Given problem: Please list each row below that contains the string "services".

(Element and region data)
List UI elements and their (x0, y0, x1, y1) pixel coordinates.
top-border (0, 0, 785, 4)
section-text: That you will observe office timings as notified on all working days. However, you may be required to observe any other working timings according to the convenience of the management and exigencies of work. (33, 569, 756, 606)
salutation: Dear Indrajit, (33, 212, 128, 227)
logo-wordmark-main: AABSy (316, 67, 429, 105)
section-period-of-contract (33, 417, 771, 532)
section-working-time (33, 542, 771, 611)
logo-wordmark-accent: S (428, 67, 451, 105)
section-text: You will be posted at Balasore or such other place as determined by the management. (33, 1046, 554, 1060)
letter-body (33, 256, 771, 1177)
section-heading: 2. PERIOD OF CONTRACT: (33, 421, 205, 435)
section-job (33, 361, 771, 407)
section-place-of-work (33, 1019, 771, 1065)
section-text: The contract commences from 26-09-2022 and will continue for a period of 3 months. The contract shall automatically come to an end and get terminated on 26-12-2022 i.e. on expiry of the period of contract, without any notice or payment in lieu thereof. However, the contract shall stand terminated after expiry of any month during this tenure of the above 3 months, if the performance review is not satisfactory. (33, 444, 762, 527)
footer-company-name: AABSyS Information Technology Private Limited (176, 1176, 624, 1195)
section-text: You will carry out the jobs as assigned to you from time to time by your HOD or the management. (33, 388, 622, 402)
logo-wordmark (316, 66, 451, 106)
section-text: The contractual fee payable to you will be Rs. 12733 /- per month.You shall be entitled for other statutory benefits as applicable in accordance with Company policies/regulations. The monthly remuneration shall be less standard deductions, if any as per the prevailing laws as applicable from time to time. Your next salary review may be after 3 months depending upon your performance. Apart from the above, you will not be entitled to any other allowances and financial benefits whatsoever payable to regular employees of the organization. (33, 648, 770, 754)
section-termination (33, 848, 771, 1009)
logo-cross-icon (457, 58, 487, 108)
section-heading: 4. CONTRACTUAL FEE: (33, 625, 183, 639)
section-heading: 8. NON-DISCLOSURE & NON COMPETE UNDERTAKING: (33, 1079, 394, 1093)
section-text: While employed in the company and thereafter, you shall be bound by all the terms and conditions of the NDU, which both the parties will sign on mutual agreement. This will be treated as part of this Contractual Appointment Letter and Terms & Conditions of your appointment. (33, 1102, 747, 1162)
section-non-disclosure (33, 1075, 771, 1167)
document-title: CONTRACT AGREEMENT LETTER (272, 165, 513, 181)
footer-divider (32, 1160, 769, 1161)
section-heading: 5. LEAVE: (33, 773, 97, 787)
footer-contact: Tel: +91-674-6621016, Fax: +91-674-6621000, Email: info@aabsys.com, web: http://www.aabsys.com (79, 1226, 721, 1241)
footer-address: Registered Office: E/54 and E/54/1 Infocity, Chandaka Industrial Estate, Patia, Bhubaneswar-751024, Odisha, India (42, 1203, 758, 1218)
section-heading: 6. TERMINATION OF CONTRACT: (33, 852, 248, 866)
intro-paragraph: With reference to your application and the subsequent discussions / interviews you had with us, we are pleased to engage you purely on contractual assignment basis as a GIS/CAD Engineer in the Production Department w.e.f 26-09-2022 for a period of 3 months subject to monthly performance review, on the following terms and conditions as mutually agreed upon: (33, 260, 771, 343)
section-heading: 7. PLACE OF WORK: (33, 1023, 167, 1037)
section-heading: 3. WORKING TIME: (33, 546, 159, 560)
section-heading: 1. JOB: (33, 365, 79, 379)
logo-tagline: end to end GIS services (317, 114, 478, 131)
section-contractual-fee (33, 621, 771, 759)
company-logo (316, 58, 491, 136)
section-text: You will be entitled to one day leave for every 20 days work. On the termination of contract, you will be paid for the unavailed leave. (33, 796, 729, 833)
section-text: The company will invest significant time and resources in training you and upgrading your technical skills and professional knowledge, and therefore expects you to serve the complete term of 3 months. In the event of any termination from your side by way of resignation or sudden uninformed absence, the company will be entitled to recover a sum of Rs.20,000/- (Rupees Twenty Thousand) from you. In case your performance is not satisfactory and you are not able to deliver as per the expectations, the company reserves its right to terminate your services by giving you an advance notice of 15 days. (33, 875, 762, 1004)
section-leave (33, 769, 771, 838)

Task output:
logo-tagline: end to end GIS services (317, 114, 478, 131)
section-text: The company will invest significant time and resources in training you and upgrading your technical skills and professional knowledge, and therefore expects you to serve the complete term of 3 months. In the event of any termination from your side by way of resignation or sudden uninformed absence, the company will be entitled to recover a sum of Rs.20,000/- (Rupees Twenty Thousand) from you. In case your performance is not satisfactory and you are not able to deliver as per the expectations, the company reserves its right to terminate your services by giving you an advance notice of 15 days. (33, 875, 762, 1004)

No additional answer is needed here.